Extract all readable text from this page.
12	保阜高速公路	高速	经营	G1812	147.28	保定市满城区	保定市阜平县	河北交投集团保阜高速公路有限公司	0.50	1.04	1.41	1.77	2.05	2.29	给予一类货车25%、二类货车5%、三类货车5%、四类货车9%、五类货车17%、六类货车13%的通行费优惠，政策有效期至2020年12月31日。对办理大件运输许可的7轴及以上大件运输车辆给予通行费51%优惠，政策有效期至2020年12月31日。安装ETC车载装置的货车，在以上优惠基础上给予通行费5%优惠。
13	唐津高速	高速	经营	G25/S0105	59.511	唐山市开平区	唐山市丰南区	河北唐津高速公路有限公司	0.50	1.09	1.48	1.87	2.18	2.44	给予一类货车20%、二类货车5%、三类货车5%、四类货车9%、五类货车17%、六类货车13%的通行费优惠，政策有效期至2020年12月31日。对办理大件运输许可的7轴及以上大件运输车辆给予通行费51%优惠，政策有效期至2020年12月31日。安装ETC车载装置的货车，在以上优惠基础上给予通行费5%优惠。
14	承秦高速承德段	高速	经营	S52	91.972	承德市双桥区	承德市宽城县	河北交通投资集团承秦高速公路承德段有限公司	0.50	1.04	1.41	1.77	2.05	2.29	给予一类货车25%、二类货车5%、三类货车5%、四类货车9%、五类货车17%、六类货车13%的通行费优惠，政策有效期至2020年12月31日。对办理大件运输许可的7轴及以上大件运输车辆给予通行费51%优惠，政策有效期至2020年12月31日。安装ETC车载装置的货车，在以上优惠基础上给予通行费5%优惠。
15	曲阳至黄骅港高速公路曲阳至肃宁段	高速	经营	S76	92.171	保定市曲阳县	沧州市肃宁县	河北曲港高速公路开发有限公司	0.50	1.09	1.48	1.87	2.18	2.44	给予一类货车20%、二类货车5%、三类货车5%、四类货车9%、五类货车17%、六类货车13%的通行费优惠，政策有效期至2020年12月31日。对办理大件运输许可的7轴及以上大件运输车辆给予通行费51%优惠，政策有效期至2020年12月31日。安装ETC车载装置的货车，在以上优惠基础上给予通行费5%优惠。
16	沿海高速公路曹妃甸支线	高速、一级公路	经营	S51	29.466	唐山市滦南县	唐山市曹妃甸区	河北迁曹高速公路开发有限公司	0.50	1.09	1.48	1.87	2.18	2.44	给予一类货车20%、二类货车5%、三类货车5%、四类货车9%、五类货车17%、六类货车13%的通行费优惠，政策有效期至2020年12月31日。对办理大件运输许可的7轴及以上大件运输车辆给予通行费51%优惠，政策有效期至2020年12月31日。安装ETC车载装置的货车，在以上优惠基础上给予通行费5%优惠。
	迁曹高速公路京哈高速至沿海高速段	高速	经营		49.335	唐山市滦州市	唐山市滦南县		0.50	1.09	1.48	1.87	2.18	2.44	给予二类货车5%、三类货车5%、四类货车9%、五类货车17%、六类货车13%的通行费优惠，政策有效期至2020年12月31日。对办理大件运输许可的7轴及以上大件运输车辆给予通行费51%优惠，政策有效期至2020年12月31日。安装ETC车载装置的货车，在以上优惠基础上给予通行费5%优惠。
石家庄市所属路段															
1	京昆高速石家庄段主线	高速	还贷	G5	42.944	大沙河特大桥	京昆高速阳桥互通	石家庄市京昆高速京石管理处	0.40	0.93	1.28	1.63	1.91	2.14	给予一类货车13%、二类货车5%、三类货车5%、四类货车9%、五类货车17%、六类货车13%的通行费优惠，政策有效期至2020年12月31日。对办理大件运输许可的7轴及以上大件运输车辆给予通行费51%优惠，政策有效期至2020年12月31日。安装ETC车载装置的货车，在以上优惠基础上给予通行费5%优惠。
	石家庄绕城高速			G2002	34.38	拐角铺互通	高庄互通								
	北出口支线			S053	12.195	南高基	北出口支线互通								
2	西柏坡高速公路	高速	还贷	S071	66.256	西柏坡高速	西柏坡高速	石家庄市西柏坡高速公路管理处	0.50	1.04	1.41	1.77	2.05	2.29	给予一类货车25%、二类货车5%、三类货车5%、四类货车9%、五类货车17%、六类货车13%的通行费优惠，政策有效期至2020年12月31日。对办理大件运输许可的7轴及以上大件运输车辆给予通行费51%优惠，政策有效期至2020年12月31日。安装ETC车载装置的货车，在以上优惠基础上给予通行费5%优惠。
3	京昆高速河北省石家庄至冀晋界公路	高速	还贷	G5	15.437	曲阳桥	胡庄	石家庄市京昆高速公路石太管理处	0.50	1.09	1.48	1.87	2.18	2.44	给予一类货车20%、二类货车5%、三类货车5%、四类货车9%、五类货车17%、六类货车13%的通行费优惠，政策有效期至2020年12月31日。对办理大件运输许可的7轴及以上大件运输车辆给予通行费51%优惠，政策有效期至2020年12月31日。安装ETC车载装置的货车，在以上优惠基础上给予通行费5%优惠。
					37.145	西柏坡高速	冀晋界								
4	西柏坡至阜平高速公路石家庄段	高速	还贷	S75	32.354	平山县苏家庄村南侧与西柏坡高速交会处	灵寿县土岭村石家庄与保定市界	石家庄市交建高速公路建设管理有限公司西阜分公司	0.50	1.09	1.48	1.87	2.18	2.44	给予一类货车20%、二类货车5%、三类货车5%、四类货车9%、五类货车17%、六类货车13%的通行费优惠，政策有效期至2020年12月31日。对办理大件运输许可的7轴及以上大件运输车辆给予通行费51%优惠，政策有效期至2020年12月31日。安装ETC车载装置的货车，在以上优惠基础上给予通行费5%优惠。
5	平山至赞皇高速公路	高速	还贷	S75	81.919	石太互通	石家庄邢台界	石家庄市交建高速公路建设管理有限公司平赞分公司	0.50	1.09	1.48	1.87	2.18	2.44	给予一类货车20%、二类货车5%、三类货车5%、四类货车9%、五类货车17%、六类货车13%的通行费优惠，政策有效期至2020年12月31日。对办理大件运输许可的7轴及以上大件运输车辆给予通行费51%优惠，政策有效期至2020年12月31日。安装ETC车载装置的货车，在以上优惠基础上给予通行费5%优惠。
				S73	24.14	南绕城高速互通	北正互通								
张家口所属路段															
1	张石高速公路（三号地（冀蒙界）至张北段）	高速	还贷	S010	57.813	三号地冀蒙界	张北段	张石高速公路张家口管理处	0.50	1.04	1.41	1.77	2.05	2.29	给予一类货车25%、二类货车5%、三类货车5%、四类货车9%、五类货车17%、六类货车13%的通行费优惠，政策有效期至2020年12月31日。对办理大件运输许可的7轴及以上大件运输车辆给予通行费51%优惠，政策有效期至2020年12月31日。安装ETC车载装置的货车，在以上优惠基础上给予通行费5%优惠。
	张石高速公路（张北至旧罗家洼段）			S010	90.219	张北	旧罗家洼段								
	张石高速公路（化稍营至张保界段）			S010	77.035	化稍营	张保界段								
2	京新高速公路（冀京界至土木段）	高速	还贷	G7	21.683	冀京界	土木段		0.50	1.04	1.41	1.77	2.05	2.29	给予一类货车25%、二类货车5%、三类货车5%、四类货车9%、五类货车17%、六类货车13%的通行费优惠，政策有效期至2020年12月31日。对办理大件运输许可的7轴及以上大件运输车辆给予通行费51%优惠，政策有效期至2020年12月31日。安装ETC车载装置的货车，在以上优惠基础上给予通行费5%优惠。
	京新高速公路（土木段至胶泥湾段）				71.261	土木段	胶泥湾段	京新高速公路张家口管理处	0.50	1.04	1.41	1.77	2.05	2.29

▬▬▬▬▬▬▬▬▬▬

▶ _Task to complete_
Show the lines of the records that contain the word "张石高速公路".

▶ _Full answer_
1	张石高速公路（三号地（冀蒙界）至张北段）	高速	还贷	S010	57.813	三号地冀蒙界	张北段	张石高速公路张家口管理处	0.50	1.04	1.41	1.77	2.05	2.29	给予一类货车25%、二类货车5%、三类货车5%、四类货车9%、五类货车17%、六类货车13%的通行费优惠，政策有效期至2020年12月31日。对办理大件运输许可的7轴及以上大件运输车辆给予通行费51%优惠，政策有效期至2020年12月31日。安装ETC车载装置的货车，在以上优惠基础上给予通行费5%优惠。
	张石高速公路（张北至旧罗家洼段）			S010	90.219	张北	旧罗家洼段								
	张石高速公路（化稍营至张保界段）			S010	77.035	化稍营	张保界段								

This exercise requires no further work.